* **Records from a collection of figures**
• • • •

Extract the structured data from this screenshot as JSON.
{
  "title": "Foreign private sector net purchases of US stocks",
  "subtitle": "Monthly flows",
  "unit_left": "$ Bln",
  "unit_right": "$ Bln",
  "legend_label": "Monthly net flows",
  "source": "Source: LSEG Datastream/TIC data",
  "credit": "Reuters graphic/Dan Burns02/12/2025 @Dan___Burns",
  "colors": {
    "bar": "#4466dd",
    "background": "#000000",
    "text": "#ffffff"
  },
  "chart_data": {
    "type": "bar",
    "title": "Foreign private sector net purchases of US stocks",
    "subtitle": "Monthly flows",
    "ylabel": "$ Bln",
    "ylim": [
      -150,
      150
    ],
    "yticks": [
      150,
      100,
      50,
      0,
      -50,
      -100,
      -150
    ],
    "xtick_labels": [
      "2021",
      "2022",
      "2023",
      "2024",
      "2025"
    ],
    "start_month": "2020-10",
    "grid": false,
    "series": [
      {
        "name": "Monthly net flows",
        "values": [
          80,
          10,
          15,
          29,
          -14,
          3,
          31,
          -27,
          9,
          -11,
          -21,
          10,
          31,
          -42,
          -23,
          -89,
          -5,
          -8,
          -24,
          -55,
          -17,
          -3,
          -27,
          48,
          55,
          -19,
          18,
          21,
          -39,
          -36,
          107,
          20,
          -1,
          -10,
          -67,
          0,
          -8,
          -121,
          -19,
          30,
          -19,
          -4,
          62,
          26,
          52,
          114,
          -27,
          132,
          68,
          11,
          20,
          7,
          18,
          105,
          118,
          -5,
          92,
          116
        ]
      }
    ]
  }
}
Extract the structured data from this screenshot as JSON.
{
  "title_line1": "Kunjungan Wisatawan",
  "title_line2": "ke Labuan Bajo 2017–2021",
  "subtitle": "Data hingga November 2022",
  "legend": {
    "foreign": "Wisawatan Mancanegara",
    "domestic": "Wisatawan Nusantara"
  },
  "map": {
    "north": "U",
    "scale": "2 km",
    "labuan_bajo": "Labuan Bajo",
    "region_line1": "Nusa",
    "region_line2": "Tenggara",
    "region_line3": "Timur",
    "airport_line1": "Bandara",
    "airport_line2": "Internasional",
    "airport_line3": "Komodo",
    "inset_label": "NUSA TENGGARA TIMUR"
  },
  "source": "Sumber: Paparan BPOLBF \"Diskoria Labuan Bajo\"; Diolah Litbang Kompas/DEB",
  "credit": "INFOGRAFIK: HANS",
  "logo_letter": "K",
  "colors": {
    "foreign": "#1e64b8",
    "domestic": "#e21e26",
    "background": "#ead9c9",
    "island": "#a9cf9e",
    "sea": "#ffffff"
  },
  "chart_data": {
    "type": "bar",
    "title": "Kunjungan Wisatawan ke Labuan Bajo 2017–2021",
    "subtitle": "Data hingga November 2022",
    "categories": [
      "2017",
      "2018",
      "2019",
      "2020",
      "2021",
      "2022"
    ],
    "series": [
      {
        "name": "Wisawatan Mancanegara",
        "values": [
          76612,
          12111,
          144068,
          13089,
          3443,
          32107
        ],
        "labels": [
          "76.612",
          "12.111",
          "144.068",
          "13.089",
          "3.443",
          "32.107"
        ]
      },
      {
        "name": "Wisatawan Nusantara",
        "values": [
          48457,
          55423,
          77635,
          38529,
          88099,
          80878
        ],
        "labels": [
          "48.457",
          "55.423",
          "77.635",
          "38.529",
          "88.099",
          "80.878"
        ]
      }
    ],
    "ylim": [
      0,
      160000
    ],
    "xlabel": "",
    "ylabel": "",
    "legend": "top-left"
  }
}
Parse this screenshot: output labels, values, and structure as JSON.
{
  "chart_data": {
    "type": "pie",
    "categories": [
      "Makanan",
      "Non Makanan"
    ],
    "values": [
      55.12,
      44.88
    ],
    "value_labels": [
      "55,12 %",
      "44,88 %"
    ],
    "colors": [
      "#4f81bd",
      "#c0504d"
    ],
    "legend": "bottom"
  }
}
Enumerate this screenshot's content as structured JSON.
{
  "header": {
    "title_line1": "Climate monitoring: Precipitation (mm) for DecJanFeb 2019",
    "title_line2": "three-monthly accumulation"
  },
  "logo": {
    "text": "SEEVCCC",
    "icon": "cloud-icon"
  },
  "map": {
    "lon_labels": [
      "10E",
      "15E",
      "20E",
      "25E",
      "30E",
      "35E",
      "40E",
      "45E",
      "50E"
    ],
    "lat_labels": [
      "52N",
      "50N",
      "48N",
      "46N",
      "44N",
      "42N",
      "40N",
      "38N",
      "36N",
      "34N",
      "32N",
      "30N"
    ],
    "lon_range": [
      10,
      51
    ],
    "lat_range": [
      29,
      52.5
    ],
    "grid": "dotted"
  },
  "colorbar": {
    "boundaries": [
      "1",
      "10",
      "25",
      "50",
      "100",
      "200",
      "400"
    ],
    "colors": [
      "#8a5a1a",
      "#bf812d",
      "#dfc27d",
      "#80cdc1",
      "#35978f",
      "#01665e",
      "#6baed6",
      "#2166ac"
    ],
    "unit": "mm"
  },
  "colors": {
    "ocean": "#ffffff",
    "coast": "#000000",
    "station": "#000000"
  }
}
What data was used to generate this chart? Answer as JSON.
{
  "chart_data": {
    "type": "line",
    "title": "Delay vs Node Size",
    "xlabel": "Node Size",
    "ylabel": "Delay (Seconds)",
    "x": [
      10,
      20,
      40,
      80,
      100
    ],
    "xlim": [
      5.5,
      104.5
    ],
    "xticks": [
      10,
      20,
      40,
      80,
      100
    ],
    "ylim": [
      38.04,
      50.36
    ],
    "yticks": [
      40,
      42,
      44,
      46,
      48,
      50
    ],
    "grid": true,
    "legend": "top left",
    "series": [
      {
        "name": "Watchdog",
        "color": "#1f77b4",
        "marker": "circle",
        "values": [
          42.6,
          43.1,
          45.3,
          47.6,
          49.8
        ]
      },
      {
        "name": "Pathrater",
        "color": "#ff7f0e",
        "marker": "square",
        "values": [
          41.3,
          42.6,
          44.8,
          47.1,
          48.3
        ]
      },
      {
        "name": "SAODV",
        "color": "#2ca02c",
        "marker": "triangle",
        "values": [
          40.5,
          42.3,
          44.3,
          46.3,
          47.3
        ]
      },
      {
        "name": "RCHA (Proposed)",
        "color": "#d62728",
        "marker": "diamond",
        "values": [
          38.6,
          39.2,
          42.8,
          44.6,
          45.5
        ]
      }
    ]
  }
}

• • • •

* **The request**
Write out every entry verbatim.

* **Finished exercise**
Extract the structured data from this screenshot as JSON.
{
  "title": "Foreign private sector net purchases of US stocks",
  "subtitle": "Monthly flows",
  "unit_left": "$ Bln",
  "unit_right": "$ Bln",
  "legend_label": "Monthly net flows",
  "source": "Source: LSEG Datastream/TIC data",
  "credit": "Reuters graphic/Dan Burns02/12/2025 @Dan___Burns",
  "colors": {
    "bar": "#4466dd",
    "background": "#000000",
    "text": "#ffffff"
  },
  "chart_data": {
    "type": "bar",
    "title": "Foreign private sector net purchases of US stocks",
    "subtitle": "Monthly flows",
    "ylabel": "$ Bln",
    "ylim": [
      -150,
      150
    ],
    "yticks": [
      150,
      100,
      50,
      0,
      -50,
      -100,
      -150
    ],
    "xtick_labels": [
      "2021",
      "2022",
      "2023",
      "2024",
      "2025"
    ],
    "start_month": "2020-10",
    "grid": false,
    "series": [
      {
        "name": "Monthly net flows",
        "values": [
          80,
          10,
          15,
          29,
          -14,
          3,
          31,
          -27,
          9,
          -11,
          -21,
          10,
          31,
          -42,
          -23,
          -89,
          -5,
          -8,
          -24,
          -55,
          -17,
          -3,
          -27,
          48,
          55,
          -19,
          18,
          21,
          -39,
          -36,
          107,
          20,
          -1,
          -10,
          -67,
          0,
          -8,
          -121,
          -19,
          30,
          -19,
          -4,
          62,
          26,
          52,
          114,
          -27,
          132,
          68,
          11,
          20,
          7,
          18,
          105,
          118,
          -5,
          92,
          116
        ]
      }
    ]
  }
}
Extract the structured data from this screenshot as JSON.
{
  "title_line1": "Kunjungan Wisatawan",
  "title_line2": "ke Labuan Bajo 2017–2021",
  "subtitle": "Data hingga November 2022",
  "legend": {
    "foreign": "Wisawatan Mancanegara",
    "domestic": "Wisatawan Nusantara"
  },
  "map": {
    "north": "U",
    "scale": "2 km",
    "labuan_bajo": "Labuan Bajo",
    "region_line1": "Nusa",
    "region_line2": "Tenggara",
    "region_line3": "Timur",
    "airport_line1": "Bandara",
    "airport_line2": "Internasional",
    "airport_line3": "Komodo",
    "inset_label": "NUSA TENGGARA TIMUR"
  },
  "source": "Sumber: Paparan BPOLBF \"Diskoria Labuan Bajo\"; Diolah Litbang Kompas/DEB",
  "credit": "INFOGRAFIK: HANS",
  "logo_letter": "K",
  "colors": {
    "foreign": "#1e64b8",
    "domestic": "#e21e26",
    "background": "#ead9c9",
    "island": "#a9cf9e",
    "sea": "#ffffff"
  },
  "chart_data": {
    "type": "bar",
    "title": "Kunjungan Wisatawan ke Labuan Bajo 2017–2021",
    "subtitle": "Data hingga November 2022",
    "categories": [
      "2017",
      "2018",
      "2019",
      "2020",
      "2021",
      "2022"
    ],
    "series": [
      {
        "name": "Wisawatan Mancanegara",
        "values": [
          76612,
          12111,
          144068,
          13089,
          3443,
          32107
        ],
        "labels": [
          "76.612",
          "12.111",
          "144.068",
          "13.089",
          "3.443",
          "32.107"
        ]
      },
      {
        "name": "Wisatawan Nusantara",
        "values": [
          48457,
          55423,
          77635,
          38529,
          88099,
          80878
        ],
        "labels": [
          "48.457",
          "55.423",
          "77.635",
          "38.529",
          "88.099",
          "80.878"
        ]
      }
    ],
    "ylim": [
      0,
      160000
    ],
    "xlabel": "",
    "ylabel": "",
    "legend": "top-left"
  }
}
Parse this screenshot: output labels, values, and structure as JSON.
{
  "chart_data": {
    "type": "pie",
    "categories": [
      "Makanan",
      "Non Makanan"
    ],
    "values": [
      55.12,
      44.88
    ],
    "value_labels": [
      "55,12 %",
      "44,88 %"
    ],
    "colors": [
      "#4f81bd",
      "#c0504d"
    ],
    "legend": "bottom"
  }
}
Enumerate this screenshot's content as structured JSON.
{
  "header": {
    "title_line1": "Climate monitoring: Precipitation (mm) for DecJanFeb 2019",
    "title_line2": "three-monthly accumulation"
  },
  "logo": {
    "text": "SEEVCCC",
    "icon": "cloud-icon"
  },
  "map": {
    "lon_labels": [
      "10E",
      "15E",
      "20E",
      "25E",
      "30E",
      "35E",
      "40E",
      "45E",
      "50E"
    ],
    "lat_labels": [
      "52N",
      "50N",
      "48N",
      "46N",
      "44N",
      "42N",
      "40N",
      "38N",
      "36N",
      "34N",
      "32N",
      "30N"
    ],
    "lon_range": [
      10,
      51
    ],
    "lat_range": [
      29,
      52.5
    ],
    "grid": "dotted"
  },
  "colorbar": {
    "boundaries": [
      "1",
      "10",
      "25",
      "50",
      "100",
      "200",
      "400"
    ],
    "colors": [
      "#8a5a1a",
      "#bf812d",
      "#dfc27d",
      "#80cdc1",
      "#35978f",
      "#01665e",
      "#6baed6",
      "#2166ac"
    ],
    "unit": "mm"
  },
  "colors": {
    "ocean": "#ffffff",
    "coast": "#000000",
    "station": "#000000"
  }
}
What data was used to generate this chart? Answer as JSON.
{
  "chart_data": {
    "type": "line",
    "title": "Delay vs Node Size",
    "xlabel": "Node Size",
    "ylabel": "Delay (Seconds)",
    "x": [
      10,
      20,
      40,
      80,
      100
    ],
    "xlim": [
      5.5,
      104.5
    ],
    "xticks": [
      10,
      20,
      40,
      80,
      100
    ],
    "ylim": [
      38.04,
      50.36
    ],
    "yticks": [
      40,
      42,
      44,
      46,
      48,
      50
    ],
    "grid": true,
    "legend": "top left",
    "series": [
      {
        "name": "Watchdog",
        "color": "#1f77b4",
        "marker": "circle",
        "values": [
          42.6,
          43.1,
          45.3,
          47.6,
          49.8
        ]
      },
      {
        "name": "Pathrater",
        "color": "#ff7f0e",
        "marker": "square",
        "values": [
          41.3,
          42.6,
          44.8,
          47.1,
          48.3
        ]
      },
      {
        "name": "SAODV",
        "color": "#2ca02c",
        "marker": "triangle",
        "values": [
          40.5,
          42.3,
          44.3,
          46.3,
          47.3
        ]
      },
      {
        "name": "RCHA (Proposed)",
        "color": "#d62728",
        "marker": "diamond",
        "values": [
          38.6,
          39.2,
          42.8,
          44.6,
          45.5
        ]
      }
    ]
  }
}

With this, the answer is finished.